_The request_
Say how many lines contain the word "content" and give no other text.

_Available data_
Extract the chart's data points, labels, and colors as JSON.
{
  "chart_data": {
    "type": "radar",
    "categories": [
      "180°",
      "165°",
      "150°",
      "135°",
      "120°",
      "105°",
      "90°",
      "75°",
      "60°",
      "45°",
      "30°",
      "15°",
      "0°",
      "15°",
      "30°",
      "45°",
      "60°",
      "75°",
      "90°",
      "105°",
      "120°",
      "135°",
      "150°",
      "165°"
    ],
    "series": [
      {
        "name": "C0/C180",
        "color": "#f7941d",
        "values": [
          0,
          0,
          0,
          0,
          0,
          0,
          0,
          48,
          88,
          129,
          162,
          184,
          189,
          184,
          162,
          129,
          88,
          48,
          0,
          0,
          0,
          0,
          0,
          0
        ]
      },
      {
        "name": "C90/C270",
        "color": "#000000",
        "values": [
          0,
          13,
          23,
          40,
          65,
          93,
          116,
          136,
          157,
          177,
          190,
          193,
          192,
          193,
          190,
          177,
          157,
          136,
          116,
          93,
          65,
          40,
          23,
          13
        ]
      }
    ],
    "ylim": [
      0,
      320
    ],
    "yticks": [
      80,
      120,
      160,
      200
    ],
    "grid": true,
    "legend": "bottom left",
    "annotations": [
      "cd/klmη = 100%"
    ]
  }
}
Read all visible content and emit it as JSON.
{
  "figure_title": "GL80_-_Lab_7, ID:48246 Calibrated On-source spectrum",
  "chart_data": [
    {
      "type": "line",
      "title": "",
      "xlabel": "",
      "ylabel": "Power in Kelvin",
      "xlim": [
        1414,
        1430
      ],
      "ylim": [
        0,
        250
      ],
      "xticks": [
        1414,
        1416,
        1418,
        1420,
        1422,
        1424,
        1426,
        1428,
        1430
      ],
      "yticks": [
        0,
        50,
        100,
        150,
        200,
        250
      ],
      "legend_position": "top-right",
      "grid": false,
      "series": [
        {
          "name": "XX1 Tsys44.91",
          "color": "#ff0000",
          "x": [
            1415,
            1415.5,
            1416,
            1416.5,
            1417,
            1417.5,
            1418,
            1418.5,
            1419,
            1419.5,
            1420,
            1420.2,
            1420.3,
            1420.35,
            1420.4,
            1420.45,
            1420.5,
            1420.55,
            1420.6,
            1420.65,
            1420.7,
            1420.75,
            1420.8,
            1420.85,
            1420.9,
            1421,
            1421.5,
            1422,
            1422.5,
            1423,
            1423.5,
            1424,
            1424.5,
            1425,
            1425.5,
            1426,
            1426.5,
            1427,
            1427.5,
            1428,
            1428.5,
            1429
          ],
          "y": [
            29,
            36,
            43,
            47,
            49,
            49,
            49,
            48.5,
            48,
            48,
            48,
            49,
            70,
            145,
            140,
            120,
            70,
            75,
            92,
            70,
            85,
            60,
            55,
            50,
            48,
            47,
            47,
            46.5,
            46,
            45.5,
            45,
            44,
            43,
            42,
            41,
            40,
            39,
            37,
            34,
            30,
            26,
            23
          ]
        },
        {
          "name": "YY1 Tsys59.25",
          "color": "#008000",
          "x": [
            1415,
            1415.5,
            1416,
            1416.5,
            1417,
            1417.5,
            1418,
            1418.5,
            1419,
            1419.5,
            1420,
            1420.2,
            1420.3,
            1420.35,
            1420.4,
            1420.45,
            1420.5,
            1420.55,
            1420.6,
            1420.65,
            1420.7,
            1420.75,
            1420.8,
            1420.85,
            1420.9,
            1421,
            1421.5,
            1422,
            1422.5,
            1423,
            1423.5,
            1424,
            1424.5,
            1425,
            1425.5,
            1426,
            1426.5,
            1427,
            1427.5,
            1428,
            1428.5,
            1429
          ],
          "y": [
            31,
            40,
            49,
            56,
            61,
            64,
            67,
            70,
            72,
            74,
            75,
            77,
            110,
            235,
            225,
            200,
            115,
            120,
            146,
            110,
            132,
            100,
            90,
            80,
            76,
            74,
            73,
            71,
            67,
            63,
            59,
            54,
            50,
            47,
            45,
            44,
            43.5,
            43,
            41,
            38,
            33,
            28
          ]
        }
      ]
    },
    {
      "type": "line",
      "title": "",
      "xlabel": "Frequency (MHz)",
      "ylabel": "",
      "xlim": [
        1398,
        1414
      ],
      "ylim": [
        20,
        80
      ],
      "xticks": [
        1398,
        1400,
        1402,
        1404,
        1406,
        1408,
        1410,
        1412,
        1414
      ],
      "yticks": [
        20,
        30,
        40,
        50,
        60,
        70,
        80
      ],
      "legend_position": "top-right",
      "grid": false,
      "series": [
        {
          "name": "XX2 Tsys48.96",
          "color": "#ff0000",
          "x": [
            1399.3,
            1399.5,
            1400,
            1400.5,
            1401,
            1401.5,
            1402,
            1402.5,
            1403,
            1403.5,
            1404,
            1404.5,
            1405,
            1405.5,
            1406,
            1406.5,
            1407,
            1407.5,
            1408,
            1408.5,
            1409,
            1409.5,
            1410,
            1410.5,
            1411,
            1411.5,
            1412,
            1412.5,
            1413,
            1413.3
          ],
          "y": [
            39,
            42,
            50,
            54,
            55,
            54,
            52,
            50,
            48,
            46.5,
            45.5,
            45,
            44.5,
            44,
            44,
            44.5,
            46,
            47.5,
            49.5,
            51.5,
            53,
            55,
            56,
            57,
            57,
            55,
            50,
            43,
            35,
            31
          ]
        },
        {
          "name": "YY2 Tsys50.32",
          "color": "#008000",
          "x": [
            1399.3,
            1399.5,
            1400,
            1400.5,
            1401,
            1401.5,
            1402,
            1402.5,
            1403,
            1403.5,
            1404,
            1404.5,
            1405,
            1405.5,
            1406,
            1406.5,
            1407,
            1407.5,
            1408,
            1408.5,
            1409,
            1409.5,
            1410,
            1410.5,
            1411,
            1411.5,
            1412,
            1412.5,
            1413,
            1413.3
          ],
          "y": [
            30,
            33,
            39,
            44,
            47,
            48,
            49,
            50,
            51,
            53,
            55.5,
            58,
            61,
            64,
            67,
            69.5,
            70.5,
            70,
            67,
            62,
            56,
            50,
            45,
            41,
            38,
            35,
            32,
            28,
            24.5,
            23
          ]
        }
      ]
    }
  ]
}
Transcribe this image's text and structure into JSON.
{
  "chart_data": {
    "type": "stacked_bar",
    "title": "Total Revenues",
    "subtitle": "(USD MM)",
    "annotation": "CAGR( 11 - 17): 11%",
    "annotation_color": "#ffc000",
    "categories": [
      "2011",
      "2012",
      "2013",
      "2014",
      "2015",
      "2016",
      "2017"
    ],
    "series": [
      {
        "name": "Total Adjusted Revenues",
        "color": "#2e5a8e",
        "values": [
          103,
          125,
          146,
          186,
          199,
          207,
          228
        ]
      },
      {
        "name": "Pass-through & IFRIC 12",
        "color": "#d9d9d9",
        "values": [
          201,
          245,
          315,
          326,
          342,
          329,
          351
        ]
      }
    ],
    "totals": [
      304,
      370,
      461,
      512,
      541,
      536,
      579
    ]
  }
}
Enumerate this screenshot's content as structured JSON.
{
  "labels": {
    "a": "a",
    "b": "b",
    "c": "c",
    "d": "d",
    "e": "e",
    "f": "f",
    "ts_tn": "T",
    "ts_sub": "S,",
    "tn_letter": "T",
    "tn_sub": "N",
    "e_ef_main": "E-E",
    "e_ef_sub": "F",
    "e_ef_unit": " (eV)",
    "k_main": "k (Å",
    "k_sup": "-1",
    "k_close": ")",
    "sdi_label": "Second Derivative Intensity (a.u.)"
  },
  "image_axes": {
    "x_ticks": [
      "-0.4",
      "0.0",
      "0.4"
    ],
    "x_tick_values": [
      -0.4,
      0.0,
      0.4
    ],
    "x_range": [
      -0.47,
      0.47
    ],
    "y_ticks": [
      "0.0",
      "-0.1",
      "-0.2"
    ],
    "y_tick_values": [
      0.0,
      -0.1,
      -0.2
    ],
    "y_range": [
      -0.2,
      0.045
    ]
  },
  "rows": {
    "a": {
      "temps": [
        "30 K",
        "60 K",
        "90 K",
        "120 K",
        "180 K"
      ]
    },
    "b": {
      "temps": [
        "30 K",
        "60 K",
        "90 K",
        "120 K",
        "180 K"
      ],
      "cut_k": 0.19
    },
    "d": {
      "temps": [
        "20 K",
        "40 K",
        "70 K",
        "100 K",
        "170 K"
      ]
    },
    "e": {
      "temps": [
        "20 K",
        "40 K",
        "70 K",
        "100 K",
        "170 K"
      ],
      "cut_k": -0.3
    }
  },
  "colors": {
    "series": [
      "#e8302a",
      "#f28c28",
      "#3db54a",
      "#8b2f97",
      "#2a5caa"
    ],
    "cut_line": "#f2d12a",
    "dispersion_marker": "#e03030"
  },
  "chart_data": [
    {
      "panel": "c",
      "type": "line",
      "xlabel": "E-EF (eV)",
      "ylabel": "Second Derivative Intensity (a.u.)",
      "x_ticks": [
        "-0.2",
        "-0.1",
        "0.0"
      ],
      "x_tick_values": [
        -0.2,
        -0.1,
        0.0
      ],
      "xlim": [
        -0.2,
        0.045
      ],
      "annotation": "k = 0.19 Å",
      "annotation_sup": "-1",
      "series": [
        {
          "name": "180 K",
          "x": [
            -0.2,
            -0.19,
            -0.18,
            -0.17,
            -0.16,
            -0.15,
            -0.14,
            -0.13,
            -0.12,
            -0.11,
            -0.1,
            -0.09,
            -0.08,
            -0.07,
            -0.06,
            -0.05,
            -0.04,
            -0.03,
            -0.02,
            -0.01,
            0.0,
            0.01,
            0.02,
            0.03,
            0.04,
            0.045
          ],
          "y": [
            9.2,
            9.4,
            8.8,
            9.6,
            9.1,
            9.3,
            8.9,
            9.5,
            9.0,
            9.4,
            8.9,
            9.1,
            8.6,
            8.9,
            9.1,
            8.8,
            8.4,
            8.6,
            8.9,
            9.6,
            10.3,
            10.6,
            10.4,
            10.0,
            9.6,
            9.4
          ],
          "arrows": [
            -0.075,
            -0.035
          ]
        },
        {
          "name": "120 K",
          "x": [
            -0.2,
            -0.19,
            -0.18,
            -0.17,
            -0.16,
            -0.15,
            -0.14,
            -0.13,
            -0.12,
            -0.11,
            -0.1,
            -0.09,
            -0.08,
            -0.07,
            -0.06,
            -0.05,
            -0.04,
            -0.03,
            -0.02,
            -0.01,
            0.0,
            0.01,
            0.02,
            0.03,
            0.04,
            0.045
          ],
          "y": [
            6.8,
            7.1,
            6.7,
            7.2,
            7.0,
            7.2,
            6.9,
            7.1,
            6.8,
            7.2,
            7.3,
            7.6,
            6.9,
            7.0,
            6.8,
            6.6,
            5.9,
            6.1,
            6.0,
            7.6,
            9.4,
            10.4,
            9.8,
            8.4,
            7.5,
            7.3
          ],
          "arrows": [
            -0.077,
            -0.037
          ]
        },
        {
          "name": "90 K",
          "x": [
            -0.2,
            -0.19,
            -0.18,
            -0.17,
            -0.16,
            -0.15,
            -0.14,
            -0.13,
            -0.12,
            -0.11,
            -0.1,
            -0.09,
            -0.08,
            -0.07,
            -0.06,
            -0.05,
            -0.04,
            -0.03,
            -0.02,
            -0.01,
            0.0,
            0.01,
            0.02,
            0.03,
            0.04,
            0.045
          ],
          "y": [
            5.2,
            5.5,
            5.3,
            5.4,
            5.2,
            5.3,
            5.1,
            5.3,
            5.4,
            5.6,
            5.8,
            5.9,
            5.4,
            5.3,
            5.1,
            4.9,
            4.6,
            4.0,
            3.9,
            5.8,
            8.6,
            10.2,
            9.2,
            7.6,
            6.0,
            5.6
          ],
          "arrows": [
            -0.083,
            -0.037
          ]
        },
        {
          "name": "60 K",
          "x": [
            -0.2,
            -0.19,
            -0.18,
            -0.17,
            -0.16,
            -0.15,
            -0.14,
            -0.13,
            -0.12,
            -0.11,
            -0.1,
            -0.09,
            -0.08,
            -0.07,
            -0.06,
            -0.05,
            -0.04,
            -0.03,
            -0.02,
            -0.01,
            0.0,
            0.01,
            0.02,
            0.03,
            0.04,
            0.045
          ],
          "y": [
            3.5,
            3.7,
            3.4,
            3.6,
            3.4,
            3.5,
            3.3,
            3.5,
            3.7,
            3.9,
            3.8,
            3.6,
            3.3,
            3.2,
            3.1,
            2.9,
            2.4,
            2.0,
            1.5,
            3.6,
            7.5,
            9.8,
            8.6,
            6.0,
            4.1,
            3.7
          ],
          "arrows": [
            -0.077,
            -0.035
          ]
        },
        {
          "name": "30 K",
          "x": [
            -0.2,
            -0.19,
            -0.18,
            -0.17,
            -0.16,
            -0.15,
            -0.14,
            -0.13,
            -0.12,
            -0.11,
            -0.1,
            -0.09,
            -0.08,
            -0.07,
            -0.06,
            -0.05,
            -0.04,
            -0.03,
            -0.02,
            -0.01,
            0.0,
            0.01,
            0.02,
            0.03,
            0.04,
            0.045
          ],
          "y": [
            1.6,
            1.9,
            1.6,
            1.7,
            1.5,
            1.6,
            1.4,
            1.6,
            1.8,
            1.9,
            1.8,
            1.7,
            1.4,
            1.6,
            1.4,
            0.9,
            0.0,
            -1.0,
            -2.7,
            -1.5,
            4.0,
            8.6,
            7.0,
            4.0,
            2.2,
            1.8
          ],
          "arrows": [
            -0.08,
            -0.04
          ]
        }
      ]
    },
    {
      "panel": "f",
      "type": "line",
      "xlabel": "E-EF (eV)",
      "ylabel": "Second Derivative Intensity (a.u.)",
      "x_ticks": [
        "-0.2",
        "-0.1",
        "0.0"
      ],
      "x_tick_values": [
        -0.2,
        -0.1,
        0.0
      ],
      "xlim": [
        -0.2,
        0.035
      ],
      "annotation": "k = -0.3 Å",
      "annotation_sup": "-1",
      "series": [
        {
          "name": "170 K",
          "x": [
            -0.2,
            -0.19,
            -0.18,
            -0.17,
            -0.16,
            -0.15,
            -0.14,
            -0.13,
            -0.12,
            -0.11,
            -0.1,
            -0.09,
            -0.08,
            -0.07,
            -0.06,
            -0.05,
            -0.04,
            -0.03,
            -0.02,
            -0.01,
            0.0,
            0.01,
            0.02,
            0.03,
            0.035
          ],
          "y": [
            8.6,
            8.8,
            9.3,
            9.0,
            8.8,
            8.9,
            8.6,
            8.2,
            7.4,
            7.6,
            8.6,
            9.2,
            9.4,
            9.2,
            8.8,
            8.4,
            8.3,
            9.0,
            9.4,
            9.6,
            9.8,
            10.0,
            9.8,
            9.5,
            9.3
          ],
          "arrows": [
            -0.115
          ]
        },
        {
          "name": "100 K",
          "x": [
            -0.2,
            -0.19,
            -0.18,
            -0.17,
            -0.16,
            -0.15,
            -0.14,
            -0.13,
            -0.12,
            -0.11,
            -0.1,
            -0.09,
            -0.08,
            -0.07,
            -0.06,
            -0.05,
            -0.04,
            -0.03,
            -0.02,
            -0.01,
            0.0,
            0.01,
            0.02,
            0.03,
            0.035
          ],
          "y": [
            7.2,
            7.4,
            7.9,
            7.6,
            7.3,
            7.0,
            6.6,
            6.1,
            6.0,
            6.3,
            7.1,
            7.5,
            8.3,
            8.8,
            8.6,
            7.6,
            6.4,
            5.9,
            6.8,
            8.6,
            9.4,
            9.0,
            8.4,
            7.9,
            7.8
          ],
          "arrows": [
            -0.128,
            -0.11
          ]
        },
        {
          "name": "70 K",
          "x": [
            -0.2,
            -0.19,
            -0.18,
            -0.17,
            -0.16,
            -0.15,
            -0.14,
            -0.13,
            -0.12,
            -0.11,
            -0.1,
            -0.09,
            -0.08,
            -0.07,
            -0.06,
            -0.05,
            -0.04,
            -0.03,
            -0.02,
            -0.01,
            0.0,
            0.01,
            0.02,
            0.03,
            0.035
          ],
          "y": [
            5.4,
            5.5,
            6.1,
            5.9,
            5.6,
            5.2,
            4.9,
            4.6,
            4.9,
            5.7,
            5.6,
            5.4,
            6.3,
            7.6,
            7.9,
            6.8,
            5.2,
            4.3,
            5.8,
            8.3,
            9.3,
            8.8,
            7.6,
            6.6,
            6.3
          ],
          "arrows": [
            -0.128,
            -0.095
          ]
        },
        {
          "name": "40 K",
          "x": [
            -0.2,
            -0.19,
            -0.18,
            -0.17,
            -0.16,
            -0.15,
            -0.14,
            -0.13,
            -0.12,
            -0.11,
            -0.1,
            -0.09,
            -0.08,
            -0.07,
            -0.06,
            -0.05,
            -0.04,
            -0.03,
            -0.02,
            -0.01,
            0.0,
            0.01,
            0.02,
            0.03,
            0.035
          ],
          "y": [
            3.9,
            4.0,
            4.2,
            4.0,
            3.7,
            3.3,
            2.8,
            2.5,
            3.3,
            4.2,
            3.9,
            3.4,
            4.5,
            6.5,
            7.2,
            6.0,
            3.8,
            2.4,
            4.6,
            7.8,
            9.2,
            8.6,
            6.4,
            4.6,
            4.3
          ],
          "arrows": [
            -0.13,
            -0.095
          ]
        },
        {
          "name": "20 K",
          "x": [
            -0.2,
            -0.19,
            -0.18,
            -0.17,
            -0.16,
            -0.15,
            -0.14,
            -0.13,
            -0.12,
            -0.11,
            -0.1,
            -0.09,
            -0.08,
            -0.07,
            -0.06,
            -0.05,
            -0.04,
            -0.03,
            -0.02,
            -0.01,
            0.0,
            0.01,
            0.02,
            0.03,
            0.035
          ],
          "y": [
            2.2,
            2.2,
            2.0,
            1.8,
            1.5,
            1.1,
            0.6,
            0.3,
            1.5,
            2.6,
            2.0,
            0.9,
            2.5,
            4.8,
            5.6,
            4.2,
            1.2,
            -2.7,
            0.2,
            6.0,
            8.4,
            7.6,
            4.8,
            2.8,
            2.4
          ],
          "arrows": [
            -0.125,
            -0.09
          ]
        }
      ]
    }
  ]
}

_Complete response_
2